Exercise details:
Select all lines in the records that include "Honneur".

· · ·

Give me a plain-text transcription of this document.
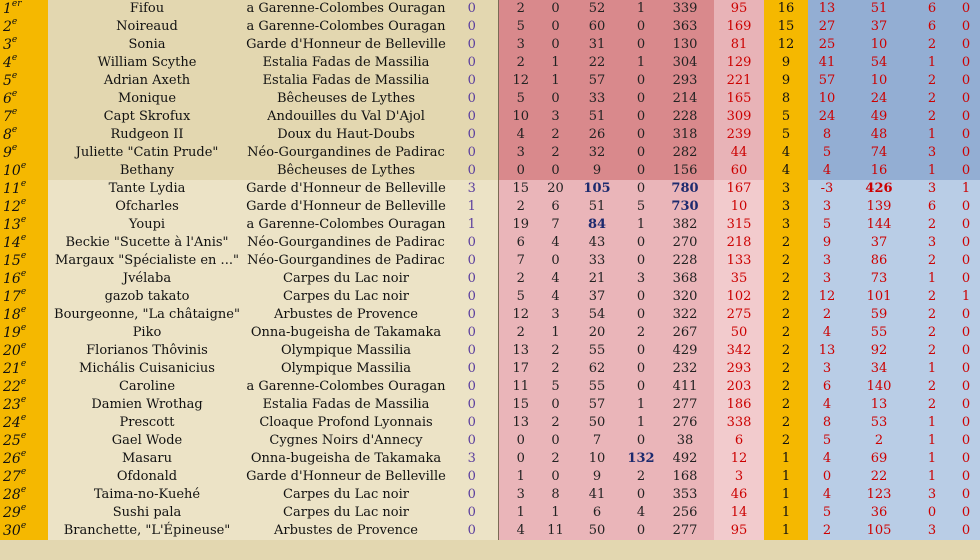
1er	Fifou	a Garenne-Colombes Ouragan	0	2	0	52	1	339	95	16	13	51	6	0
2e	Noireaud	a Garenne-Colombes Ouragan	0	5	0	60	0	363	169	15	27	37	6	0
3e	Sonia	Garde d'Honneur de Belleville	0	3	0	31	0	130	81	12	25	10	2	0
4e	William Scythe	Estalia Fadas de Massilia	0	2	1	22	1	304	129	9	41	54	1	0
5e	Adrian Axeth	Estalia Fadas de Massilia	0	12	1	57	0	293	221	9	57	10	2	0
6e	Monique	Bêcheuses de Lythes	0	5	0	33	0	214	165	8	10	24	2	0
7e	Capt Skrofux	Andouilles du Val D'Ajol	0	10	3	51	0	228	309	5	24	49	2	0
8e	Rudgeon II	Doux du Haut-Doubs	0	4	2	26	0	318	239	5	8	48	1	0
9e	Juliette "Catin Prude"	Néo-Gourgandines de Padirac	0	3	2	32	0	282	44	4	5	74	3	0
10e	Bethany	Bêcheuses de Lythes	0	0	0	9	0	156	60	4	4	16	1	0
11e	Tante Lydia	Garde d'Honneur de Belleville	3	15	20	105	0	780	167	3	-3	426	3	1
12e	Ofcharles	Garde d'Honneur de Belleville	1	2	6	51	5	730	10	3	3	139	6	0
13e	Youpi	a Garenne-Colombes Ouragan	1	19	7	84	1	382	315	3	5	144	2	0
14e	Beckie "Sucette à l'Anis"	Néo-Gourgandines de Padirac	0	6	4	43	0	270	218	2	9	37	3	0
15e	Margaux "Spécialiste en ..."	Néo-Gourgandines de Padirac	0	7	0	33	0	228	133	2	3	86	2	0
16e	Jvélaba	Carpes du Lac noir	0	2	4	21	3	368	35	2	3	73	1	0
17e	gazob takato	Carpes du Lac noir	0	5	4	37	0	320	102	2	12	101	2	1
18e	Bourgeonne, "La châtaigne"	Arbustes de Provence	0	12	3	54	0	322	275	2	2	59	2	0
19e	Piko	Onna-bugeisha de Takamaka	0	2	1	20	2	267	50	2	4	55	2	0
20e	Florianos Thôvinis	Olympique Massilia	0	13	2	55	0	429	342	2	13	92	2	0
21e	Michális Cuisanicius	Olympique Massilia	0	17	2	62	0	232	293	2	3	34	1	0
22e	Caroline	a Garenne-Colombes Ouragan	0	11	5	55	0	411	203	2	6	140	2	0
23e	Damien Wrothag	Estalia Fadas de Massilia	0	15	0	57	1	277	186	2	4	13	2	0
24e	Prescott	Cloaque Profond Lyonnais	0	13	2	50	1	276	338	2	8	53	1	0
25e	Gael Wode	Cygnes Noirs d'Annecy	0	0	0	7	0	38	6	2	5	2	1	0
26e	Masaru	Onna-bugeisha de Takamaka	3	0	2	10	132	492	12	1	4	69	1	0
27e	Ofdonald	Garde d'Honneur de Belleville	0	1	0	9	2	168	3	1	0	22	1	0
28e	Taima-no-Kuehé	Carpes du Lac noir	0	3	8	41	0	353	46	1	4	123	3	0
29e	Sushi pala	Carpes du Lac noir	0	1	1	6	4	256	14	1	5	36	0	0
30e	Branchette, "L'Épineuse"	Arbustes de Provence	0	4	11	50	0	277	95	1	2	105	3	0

· · ·

Expected output:
3e	Sonia	Garde d'Honneur de Belleville	0	3	0	31	0	130	81	12	25	10	2	0
11e	Tante Lydia	Garde d'Honneur de Belleville	3	15	20	105	0	780	167	3	-3	426	3	1
12e	Ofcharles	Garde d'Honneur de Belleville	1	2	6	51	5	730	10	3	3	139	6	0
27e	Ofdonald	Garde d'Honneur de Belleville	0	1	0	9	2	168	3	1	0	22	1	0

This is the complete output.